**Exercise**
Present each line of the entries below that holds the word "Convergence".

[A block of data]
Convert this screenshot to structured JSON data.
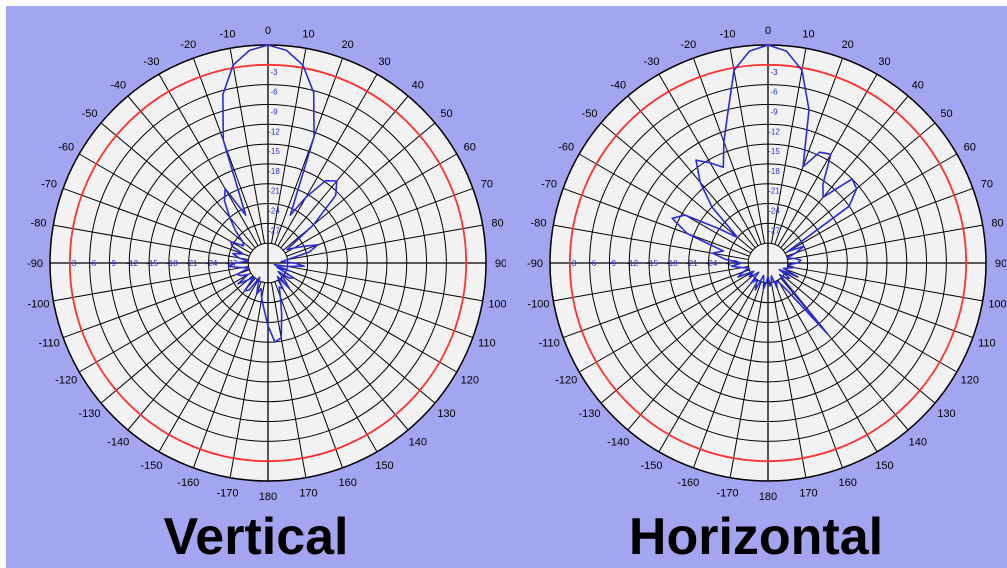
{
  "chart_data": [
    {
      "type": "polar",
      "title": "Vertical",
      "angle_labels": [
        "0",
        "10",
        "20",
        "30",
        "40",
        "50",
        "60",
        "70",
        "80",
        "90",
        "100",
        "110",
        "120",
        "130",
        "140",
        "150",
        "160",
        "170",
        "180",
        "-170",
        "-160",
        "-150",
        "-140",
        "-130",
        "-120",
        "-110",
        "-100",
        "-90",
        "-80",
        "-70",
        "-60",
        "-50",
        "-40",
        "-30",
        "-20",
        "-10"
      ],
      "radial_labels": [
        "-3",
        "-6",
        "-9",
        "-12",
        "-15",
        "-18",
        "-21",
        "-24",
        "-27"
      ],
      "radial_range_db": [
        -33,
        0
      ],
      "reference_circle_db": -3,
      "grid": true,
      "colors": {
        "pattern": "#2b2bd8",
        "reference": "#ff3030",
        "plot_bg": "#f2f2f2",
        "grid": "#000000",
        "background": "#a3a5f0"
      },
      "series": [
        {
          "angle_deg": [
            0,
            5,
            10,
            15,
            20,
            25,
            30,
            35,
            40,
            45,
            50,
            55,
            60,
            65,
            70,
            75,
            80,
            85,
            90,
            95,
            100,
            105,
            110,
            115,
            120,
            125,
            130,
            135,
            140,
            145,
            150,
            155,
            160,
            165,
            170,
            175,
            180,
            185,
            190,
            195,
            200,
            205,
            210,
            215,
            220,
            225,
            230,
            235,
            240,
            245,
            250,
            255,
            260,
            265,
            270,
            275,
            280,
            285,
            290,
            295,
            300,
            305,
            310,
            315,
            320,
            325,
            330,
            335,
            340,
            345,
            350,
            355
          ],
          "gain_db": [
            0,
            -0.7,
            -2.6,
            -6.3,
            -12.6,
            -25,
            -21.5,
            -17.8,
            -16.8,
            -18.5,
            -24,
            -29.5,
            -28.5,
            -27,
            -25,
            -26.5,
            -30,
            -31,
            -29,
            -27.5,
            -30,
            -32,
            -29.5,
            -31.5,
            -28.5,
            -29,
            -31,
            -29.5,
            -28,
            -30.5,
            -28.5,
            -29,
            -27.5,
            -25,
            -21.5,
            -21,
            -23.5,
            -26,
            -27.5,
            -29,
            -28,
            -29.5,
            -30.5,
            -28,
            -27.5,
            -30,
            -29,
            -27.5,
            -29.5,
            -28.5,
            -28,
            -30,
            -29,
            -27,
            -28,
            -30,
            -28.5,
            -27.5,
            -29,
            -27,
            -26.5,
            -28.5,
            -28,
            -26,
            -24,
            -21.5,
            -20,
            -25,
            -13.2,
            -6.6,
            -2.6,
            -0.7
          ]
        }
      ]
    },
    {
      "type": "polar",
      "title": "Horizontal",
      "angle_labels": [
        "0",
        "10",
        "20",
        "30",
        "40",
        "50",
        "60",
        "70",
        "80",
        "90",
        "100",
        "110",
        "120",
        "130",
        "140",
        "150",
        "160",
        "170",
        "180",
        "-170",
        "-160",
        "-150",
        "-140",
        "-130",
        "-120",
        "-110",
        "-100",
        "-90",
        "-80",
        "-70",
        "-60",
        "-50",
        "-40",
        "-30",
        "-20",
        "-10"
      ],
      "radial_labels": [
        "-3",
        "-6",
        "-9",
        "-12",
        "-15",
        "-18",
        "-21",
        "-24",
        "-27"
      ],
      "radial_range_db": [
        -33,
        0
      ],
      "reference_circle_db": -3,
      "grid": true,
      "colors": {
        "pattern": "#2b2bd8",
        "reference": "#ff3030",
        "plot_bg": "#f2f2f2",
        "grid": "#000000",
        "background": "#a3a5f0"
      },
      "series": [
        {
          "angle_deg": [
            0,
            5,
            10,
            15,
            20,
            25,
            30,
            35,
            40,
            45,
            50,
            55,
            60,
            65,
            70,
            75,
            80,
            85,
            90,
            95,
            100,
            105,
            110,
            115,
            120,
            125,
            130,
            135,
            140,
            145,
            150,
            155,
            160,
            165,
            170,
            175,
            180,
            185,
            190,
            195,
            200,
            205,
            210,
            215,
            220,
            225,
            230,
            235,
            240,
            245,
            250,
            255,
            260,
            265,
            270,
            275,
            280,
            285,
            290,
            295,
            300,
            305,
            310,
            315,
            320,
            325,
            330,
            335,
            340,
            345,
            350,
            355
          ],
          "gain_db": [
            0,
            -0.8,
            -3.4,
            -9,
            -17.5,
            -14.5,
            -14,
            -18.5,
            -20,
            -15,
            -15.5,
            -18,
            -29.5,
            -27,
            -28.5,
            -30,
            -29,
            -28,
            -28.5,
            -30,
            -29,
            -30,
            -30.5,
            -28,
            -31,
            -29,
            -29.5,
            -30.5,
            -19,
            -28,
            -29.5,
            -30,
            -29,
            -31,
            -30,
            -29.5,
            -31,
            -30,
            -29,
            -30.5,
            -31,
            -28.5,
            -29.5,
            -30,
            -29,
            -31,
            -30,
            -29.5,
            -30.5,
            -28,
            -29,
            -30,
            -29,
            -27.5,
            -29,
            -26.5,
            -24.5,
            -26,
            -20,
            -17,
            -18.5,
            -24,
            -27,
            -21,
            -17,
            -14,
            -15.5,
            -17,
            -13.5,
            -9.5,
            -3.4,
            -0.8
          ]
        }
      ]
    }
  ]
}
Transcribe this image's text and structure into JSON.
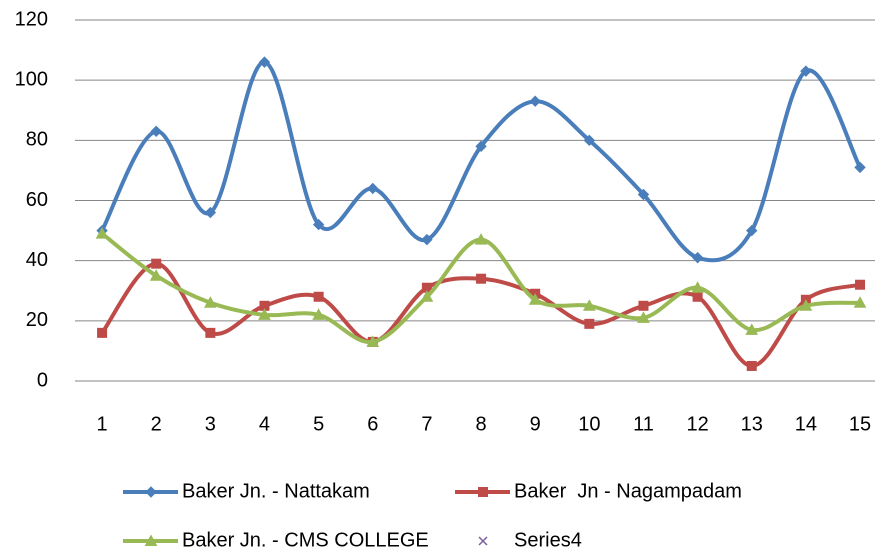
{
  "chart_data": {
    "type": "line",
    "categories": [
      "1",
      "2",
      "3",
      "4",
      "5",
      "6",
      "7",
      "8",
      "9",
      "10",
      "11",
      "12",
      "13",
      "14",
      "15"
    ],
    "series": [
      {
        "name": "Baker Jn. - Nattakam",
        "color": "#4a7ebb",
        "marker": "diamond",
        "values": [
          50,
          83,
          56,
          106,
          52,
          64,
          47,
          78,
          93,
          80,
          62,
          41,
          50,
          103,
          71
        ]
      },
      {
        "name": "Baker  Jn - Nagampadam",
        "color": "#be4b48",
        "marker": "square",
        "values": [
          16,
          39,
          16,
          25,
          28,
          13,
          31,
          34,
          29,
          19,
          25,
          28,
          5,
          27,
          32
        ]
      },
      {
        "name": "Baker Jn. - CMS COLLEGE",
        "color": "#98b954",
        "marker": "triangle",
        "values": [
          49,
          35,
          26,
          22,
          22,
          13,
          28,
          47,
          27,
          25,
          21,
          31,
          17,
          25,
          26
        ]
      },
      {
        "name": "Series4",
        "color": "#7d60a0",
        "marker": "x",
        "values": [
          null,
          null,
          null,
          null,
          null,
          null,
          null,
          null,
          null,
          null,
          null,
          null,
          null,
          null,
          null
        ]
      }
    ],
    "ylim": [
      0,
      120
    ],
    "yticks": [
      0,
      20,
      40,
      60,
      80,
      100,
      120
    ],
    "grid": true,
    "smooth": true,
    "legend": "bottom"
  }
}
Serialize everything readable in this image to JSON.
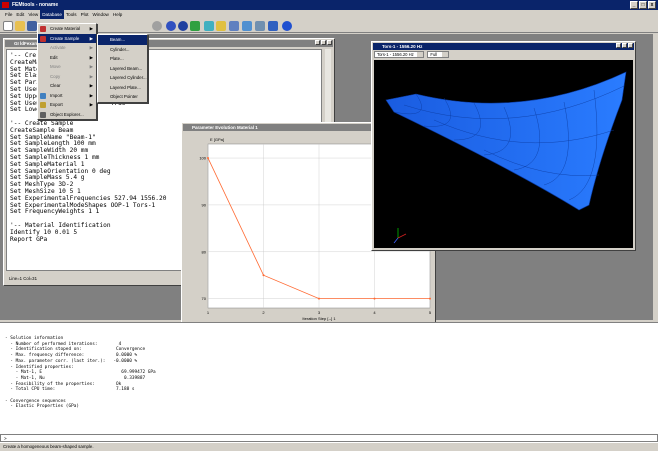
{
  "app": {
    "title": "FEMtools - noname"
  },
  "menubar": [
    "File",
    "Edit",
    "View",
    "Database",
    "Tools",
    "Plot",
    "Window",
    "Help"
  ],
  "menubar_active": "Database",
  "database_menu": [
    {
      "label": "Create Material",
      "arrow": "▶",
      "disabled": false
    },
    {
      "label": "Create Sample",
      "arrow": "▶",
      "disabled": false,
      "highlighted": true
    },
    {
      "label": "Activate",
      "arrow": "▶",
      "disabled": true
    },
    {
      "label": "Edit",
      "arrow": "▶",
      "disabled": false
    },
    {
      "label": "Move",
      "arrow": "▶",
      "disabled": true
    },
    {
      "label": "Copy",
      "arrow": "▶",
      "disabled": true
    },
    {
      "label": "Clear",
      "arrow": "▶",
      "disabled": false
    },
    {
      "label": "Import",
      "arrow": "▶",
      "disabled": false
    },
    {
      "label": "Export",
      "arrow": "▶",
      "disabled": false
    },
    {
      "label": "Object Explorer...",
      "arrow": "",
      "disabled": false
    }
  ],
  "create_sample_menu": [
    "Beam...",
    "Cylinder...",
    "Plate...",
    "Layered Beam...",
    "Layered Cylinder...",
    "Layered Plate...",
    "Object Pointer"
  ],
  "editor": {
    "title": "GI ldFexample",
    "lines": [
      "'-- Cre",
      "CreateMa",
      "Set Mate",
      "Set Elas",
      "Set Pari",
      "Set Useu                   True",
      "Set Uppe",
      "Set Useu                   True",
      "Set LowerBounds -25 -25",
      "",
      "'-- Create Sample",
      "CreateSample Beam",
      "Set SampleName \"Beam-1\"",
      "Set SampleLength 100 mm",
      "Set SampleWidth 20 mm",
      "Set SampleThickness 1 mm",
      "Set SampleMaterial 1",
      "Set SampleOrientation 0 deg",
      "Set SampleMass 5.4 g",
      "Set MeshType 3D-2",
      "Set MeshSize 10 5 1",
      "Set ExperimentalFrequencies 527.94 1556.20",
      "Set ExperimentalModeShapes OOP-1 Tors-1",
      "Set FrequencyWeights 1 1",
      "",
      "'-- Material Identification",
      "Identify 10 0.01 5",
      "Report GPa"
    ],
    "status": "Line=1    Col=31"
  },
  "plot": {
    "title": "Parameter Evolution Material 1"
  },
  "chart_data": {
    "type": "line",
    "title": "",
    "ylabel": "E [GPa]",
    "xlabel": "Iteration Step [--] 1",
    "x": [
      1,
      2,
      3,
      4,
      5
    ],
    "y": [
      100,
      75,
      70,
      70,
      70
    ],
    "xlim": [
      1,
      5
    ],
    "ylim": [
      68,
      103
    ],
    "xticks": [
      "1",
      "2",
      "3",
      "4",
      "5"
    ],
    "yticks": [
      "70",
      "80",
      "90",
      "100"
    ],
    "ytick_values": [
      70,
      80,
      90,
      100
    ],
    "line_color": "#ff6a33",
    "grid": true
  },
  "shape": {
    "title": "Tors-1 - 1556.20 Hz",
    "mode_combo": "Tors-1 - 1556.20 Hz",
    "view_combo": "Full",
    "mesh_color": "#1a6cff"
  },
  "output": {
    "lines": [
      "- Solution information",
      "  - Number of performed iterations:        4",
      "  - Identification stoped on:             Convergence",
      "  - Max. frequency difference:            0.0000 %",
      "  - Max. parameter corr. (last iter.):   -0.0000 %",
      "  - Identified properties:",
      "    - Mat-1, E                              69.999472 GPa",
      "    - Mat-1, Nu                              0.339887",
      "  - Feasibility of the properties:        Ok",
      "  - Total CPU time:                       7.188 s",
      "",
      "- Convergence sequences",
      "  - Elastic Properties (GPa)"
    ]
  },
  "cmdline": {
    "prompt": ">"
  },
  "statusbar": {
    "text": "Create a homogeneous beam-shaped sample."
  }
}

**Problem solution**
      "  - Identification stoped on:             Convergence",
      "- Convergence sequences",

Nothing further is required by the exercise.